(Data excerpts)
────────────────────────────────────────
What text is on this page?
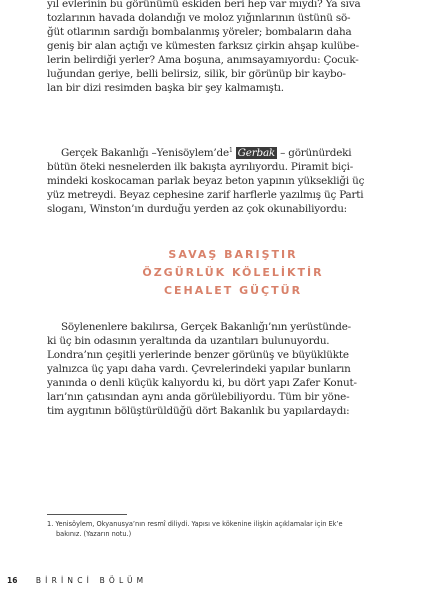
yıl evlerinin bu görünümü eskiden beri hep var mıydı? Ya sıva
tozlarının havada dolandığı ve moloz yığınlarının üstünü sö-
ğüt otlarının sardığı bombalanmış yöreler; bombaların daha
geniş bir alan açtığı ve kümesten farksız çirkin ahşap kulübe-
lerin belirdiği yerler? Ama boşuna, anımsayamıyordu: Çocuk-
luğundan geriye, belli belirsiz, silik, bir görünüp bir kaybo-
lan bir dizi resimden başka bir şey kalmamıştı.
Gerçek Bakanlığı $-Yenisöylem’de^1$ Gerbak – görünürdeki
bütün öteki nesnelerden ilk bakışta ayrılıyordu. Piramit biçi-
mindeki koskocaman parlak beyaz beton yapının yüksekliği üç
yüz metreydi. Beyaz cephesine zarif harflerle yazılmış üç Parti
sloganı, Winston’ın durduğu yerden az çok okunabiliyordu:
SAVAŞ BARIŞTIR
ÖZGÜRLÜK KÖLELİKTİR
CEHALET GÜÇTÜR
Söylenenlere bakılırsa, Gerçek Bakanlığı’nın yerüstünde-
ki üç bin odasının yeraltında da uzantıları bulunuyordu.
Londra’nın çeşitli yerlerinde benzer görünüş ve büyüklükte
yalnızca üç yapı daha vardı. Çevrelerindeki yapılar bunların
yanında o denli küçük kalıyordu ki, bu dört yapı Zafer Konut-
ları’nın çatısından aynı anda görülebiliyordu. Tüm bir yöne-
tim aygıtının bölüştürüldüğü dört Bakanlık bu yapılardaydı:
1. Yenisöylem, Okyanusya’nın resmî diliydi. Yapısı ve kökenine ilişkin açıklamalar için Ek’e
bakınız. (Yazarın notu.)
16 BİRİNCİ BÖLÜM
────────────────────────────────────────
Pictures are excluded; copy every other part of the records exactly.

What text is on this page?
yıl evlerinin bu görünümü eskiden beri hep var mıydı? Ya sıva
tozlarının havada dolandığı ve moloz yığınlarının üstünü sö-
ğüt otlarının sardığı bombalanmış yöreler; bombaların daha
geniş bir alan açtığı ve kümesten farksız çirkin ahşap kulübe-
lerin belirdiği yerler? Ama boşuna, anımsayamıyordu: Çocuk-
luğundan geriye, belli belirsiz, silik, bir görünüp bir kaybo-
lan bir dizi resimden başka bir şey kalmamıştı.
Gerçek Bakanlığı $-Yenisöylem’de^1$ Gerbak – görünürdeki
bütün öteki nesnelerden ilk bakışta ayrılıyordu. Piramit biçi-
mindeki koskocaman parlak beyaz beton yapının yüksekliği üç
yüz metreydi. Beyaz cephesine zarif harflerle yazılmış üç Parti
sloganı, Winston’ın durduğu yerden az çok okunabiliyordu:
SAVAŞ BARIŞTIR
ÖZGÜRLÜK KÖLELİKTİR
CEHALET GÜÇTÜR
Söylenenlere bakılırsa, Gerçek Bakanlığı’nın yerüstünde-
ki üç bin odasının yeraltında da uzantıları bulunuyordu.
Londra’nın çeşitli yerlerinde benzer görünüş ve büyüklükte
yalnızca üç yapı daha vardı. Çevrelerindeki yapılar bunların
yanında o denli küçük kalıyordu ki, bu dört yapı Zafer Konut-
ları’nın çatısından aynı anda görülebiliyordu. Tüm bir yöne-
tim aygıtının bölüştürüldüğü dört Bakanlık bu yapılardaydı:
1. Yenisöylem, Okyanusya’nın resmî diliydi. Yapısı ve kökenine ilişkin açıklamalar için Ek’e
bakınız. (Yazarın notu.)
16 BİRİNCİ BÖLÜM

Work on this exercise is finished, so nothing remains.